>> BEGIN Available data
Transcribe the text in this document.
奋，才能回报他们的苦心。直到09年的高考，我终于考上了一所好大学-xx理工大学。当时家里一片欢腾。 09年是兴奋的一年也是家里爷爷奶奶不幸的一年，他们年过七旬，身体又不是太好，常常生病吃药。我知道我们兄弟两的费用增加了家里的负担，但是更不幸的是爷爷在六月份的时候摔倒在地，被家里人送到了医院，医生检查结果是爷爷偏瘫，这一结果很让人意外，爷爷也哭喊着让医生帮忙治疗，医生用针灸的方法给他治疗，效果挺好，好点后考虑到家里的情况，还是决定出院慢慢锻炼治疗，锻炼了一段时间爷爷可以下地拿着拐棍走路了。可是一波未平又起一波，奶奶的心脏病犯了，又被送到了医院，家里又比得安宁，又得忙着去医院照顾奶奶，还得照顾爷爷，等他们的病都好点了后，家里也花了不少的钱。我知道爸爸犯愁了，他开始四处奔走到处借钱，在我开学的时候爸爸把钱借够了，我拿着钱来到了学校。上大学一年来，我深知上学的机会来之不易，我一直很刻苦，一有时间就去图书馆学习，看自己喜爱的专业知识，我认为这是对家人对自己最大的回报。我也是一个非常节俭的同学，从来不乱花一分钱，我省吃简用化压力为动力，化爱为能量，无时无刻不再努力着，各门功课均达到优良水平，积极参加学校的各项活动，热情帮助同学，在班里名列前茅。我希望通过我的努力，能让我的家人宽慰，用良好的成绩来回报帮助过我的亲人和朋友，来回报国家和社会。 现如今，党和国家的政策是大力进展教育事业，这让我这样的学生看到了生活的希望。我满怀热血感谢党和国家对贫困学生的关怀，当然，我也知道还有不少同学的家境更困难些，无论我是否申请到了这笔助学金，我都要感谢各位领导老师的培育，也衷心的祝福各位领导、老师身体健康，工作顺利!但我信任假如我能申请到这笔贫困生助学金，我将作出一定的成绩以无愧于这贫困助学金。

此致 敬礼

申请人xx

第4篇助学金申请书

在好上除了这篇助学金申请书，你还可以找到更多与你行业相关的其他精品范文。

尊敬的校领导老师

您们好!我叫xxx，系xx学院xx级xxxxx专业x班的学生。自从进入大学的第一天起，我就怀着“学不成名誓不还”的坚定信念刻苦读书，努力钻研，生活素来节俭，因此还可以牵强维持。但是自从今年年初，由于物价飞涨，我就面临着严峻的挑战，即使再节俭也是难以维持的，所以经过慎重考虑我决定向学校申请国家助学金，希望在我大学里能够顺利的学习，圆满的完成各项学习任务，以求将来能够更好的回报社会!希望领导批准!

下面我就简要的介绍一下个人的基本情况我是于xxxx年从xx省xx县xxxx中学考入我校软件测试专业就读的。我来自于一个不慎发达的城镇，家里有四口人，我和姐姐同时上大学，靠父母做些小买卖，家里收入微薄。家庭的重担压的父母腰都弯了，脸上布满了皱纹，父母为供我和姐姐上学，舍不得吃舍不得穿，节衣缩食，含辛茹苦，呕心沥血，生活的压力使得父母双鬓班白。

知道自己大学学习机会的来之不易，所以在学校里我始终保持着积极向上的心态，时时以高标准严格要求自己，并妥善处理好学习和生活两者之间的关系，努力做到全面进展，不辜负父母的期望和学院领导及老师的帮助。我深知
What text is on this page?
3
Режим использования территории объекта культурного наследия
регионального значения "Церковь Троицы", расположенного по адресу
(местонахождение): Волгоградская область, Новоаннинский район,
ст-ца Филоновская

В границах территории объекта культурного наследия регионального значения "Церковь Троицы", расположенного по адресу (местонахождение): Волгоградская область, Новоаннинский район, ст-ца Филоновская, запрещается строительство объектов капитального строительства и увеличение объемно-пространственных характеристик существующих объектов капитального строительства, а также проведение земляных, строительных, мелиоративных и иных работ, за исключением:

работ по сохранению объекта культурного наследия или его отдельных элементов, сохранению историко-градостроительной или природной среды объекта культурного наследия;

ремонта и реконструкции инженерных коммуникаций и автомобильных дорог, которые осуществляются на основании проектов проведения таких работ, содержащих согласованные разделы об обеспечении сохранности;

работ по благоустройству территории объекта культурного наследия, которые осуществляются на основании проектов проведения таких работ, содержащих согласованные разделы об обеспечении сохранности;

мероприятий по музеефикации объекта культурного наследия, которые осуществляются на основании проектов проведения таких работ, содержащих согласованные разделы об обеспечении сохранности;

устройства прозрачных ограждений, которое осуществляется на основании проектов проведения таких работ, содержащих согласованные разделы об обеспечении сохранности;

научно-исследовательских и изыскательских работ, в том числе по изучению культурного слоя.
>> END Available data
Task: Set every line of the listing down word for word.

The result:
Transcribe the text in this document.
奋，才能回报他们的苦心。直到09年的高考，我终于考上了一所好大学-xx理工大学。当时家里一片欢腾。 09年是兴奋的一年也是家里爷爷奶奶不幸的一年，他们年过七旬，身体又不是太好，常常生病吃药。我知道我们兄弟两的费用增加了家里的负担，但是更不幸的是爷爷在六月份的时候摔倒在地，被家里人送到了医院，医生检查结果是爷爷偏瘫，这一结果很让人意外，爷爷也哭喊着让医生帮忙治疗，医生用针灸的方法给他治疗，效果挺好，好点后考虑到家里的情况，还是决定出院慢慢锻炼治疗，锻炼了一段时间爷爷可以下地拿着拐棍走路了。可是一波未平又起一波，奶奶的心脏病犯了，又被送到了医院，家里又比得安宁，又得忙着去医院照顾奶奶，还得照顾爷爷，等他们的病都好点了后，家里也花了不少的钱。我知道爸爸犯愁了，他开始四处奔走到处借钱，在我开学的时候爸爸把钱借够了，我拿着钱来到了学校。上大学一年来，我深知上学的机会来之不易，我一直很刻苦，一有时间就去图书馆学习，看自己喜爱的专业知识，我认为这是对家人对自己最大的回报。我也是一个非常节俭的同学，从来不乱花一分钱，我省吃简用化压力为动力，化爱为能量，无时无刻不再努力着，各门功课均达到优良水平，积极参加学校的各项活动，热情帮助同学，在班里名列前茅。我希望通过我的努力，能让我的家人宽慰，用良好的成绩来回报帮助过我的亲人和朋友，来回报国家和社会。 现如今，党和国家的政策是大力进展教育事业，这让我这样的学生看到了生活的希望。我满怀热血感谢党和国家对贫困学生的关怀，当然，我也知道还有不少同学的家境更困难些，无论我是否申请到了这笔助学金，我都要感谢各位领导老师的培育，也衷心的祝福各位领导、老师身体健康，工作顺利!但我信任假如我能申请到这笔贫困生助学金，我将作出一定的成绩以无愧于这贫困助学金。

此致 敬礼

申请人xx

第4篇助学金申请书

在好上除了这篇助学金申请书，你还可以找到更多与你行业相关的其他精品范文。

尊敬的校领导老师

您们好!我叫xxx，系xx学院xx级xxxxx专业x班的学生。自从进入大学的第一天起，我就怀着“学不成名誓不还”的坚定信念刻苦读书，努力钻研，生活素来节俭，因此还可以牵强维持。但是自从今年年初，由于物价飞涨，我就面临着严峻的挑战，即使再节俭也是难以维持的，所以经过慎重考虑我决定向学校申请国家助学金，希望在我大学里能够顺利的学习，圆满的完成各项学习任务，以求将来能够更好的回报社会!希望领导批准!

下面我就简要的介绍一下个人的基本情况我是于xxxx年从xx省xx县xxxx中学考入我校软件测试专业就读的。我来自于一个不慎发达的城镇，家里有四口人，我和姐姐同时上大学，靠父母做些小买卖，家里收入微薄。家庭的重担压的父母腰都弯了，脸上布满了皱纹，父母为供我和姐姐上学，舍不得吃舍不得穿，节衣缩食，含辛茹苦，呕心沥血，生活的压力使得父母双鬓班白。

知道自己大学学习机会的来之不易，所以在学校里我始终保持着积极向上的心态，时时以高标准严格要求自己，并妥善处理好学习和生活两者之间的关系，努力做到全面进展，不辜负父母的期望和学院领导及老师的帮助。我深知
What text is on this page?
3
Режим использования территории объекта культурного наследия
регионального значения "Церковь Троицы", расположенного по адресу
(местонахождение): Волгоградская область, Новоаннинский район,
ст-ца Филоновская

В границах территории объекта культурного наследия регионального значения "Церковь Троицы", расположенного по адресу (местонахождение): Волгоградская область, Новоаннинский район, ст-ца Филоновская, запрещается строительство объектов капитального строительства и увеличение объемно-пространственных характеристик существующих объектов капитального строительства, а также проведение земляных, строительных, мелиоративных и иных работ, за исключением:

работ по сохранению объекта культурного наследия или его отдельных элементов, сохранению историко-градостроительной или природной среды объекта культурного наследия;

ремонта и реконструкции инженерных коммуникаций и автомобильных дорог, которые осуществляются на основании проектов проведения таких работ, содержащих согласованные разделы об обеспечении сохранности;

работ по благоустройству территории объекта культурного наследия, которые осуществляются на основании проектов проведения таких работ, содержащих согласованные разделы об обеспечении сохранности;

мероприятий по музеефикации объекта культурного наследия, которые осуществляются на основании проектов проведения таких работ, содержащих согласованные разделы об обеспечении сохранности;

устройства прозрачных ограждений, которое осуществляется на основании проектов проведения таких работ, содержащих согласованные разделы об обеспечении сохранности;

научно-исследовательских и изыскательских работ, в том числе по изучению культурного слоя.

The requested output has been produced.